● **Short problem**: Please repeat all of the listing exactly.

● **Exercise materials**:
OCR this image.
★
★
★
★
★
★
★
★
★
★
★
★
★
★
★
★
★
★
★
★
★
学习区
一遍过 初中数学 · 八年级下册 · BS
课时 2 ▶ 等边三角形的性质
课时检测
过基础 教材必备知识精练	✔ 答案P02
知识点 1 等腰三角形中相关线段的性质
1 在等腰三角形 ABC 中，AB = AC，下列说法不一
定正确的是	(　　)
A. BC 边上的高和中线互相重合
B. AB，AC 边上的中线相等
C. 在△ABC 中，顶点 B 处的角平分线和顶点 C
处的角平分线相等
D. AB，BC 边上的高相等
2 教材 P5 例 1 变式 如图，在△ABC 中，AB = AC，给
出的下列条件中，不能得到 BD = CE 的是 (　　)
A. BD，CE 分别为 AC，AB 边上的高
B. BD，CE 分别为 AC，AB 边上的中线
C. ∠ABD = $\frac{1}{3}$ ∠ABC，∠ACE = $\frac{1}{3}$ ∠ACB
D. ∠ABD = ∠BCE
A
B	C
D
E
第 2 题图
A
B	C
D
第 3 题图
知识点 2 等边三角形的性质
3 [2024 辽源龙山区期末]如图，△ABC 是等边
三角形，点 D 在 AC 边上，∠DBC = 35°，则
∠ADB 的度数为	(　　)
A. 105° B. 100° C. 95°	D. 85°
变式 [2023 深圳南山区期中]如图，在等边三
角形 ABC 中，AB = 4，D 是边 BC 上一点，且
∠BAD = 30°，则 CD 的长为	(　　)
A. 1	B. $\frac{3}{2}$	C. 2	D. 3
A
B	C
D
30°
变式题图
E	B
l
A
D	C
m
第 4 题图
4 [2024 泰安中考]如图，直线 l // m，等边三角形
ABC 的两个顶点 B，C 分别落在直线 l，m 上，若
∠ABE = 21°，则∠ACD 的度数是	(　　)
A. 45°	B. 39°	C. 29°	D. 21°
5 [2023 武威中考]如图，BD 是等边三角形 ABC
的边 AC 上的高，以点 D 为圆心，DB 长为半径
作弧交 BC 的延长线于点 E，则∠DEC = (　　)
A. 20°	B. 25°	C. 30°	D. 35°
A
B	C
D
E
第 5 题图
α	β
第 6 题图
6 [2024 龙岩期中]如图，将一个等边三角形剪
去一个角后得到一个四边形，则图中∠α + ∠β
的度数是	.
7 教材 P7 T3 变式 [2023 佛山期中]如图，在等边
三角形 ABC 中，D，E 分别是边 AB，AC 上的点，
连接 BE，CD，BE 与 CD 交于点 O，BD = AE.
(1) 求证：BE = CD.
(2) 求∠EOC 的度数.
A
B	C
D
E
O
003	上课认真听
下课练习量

● **Problem solution**:
OCR this image.
★
★
★
★
★
★
★
★
★
★
★
★
★
★
★
★
★
★
★
★
★
学习区
一遍过 初中数学 · 八年级下册 · BS
课时 2 ▶ 等边三角形的性质
课时检测
过基础 教材必备知识精练	✔ 答案P02
知识点 1 等腰三角形中相关线段的性质
1 在等腰三角形 ABC 中，AB = AC，下列说法不一
定正确的是	(　　)
A. BC 边上的高和中线互相重合
B. AB，AC 边上的中线相等
C. 在△ABC 中，顶点 B 处的角平分线和顶点 C
处的角平分线相等
D. AB，BC 边上的高相等
2 教材 P5 例 1 变式 如图，在△ABC 中，AB = AC，给
出的下列条件中，不能得到 BD = CE 的是 (　　)
A. BD，CE 分别为 AC，AB 边上的高
B. BD，CE 分别为 AC，AB 边上的中线
C. ∠ABD = $\frac{1}{3}$ ∠ABC，∠ACE = $\frac{1}{3}$ ∠ACB
D. ∠ABD = ∠BCE
A
B	C
D
E
第 2 题图
A
B	C
D
第 3 题图
知识点 2 等边三角形的性质
3 [2024 辽源龙山区期末]如图，△ABC 是等边
三角形，点 D 在 AC 边上，∠DBC = 35°，则
∠ADB 的度数为	(　　)
A. 105° B. 100° C. 95°	D. 85°
变式 [2023 深圳南山区期中]如图，在等边三
角形 ABC 中，AB = 4，D 是边 BC 上一点，且
∠BAD = 30°，则 CD 的长为	(　　)
A. 1	B. $\frac{3}{2}$	C. 2	D. 3
A
B	C
D
30°
变式题图
E	B
l
A
D	C
m
第 4 题图
4 [2024 泰安中考]如图，直线 l // m，等边三角形
ABC 的两个顶点 B，C 分别落在直线 l，m 上，若
∠ABE = 21°，则∠ACD 的度数是	(　　)
A. 45°	B. 39°	C. 29°	D. 21°
5 [2023 武威中考]如图，BD 是等边三角形 ABC
的边 AC 上的高，以点 D 为圆心，DB 长为半径
作弧交 BC 的延长线于点 E，则∠DEC = (　　)
A. 20°	B. 25°	C. 30°	D. 35°
A
B	C
D
E
第 5 题图
α	β
第 6 题图
6 [2024 龙岩期中]如图，将一个等边三角形剪
去一个角后得到一个四边形，则图中∠α + ∠β
的度数是	.
7 教材 P7 T3 变式 [2023 佛山期中]如图，在等边
三角形 ABC 中，D，E 分别是边 AB，AC 上的点，
连接 BE，CD，BE 与 CD 交于点 O，BD = AE.
(1) 求证：BE = CD.
(2) 求∠EOC 的度数.
A
B	C
D
E
O
003	上课认真听
下课练习量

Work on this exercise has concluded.